• **Task goal**
Of the lines below, count those containing the word "формирований". Reply with the number alone.

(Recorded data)

>> Start

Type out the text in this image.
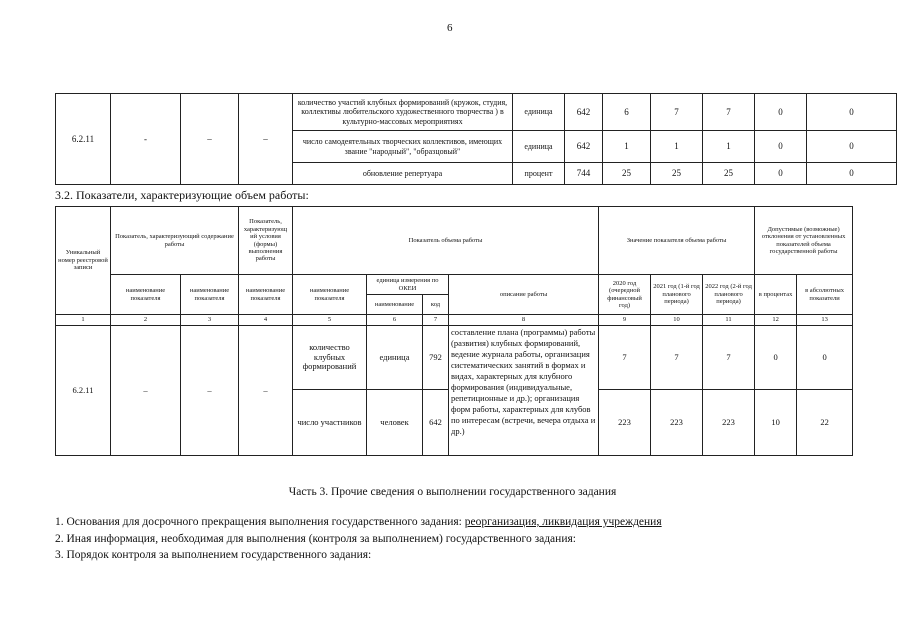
6
6.2.11	-	–	–	количество участий клубных формирований (кружок, студия, коллективы любительского художественного творчества ) в культурно-массовых мероприятиях	единица	642	6	7	7	0	0
				число самодеятельных творческих коллективов, имеющих звание "народный", "образцовый"	единица	642	1	1	1	0	0
				обновление репертуара	процент	744	25	25	25	0	0
3.2. Показатели, характеризующие объем работы:
Уникальный номер реестровой записи	Показатель, характеризующий содержание работы		Показатель, характеризующ ий условия (формы) выполнения работы	Показатель объема работы				Значение показателя объема работы			Допустимые (возможные) отклонения от установленных показателей объема государственной работы	
	наименование показателя	наименование показателя	наименование показателя	наименование показателя	единица измерения по ОКЕИ		описание работы	2020 год (очередной финансовый год)	2021 год (1-й год планового периода)	2022 год (2-й год планового периода)	в процентах	в абсолютных показатели
					наименование	код						
1	2	3	4	5	6	7	8	9	10	11	12	13
6.2.11	–	–	–	количество клубных формирований	единица	792	составление плана (программы) работы (развития) клубных формирований, ведение журнала работы, организация систематических занятий в формах и видах, характерных для клубного формирования (индивидуальные, репетиционные и др.); организация форм работы, характерных для клубов по интересам (встречи, вечера отдыха и др.)	7	7	7	0	0
				число участников	человек	642		223	223	223	10	22
Часть 3. Прочие сведения о выполнении государственного задания
1. Основания для досрочного прекращения выполнения государственного задания: реорганизация, ликвидация учреждения
2. Иная информация, необходимая для выполнения (контроля за выполнением) государственного задания:
3. Порядок контроля за выполнением государственного задания:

>> End

• **Written response**
2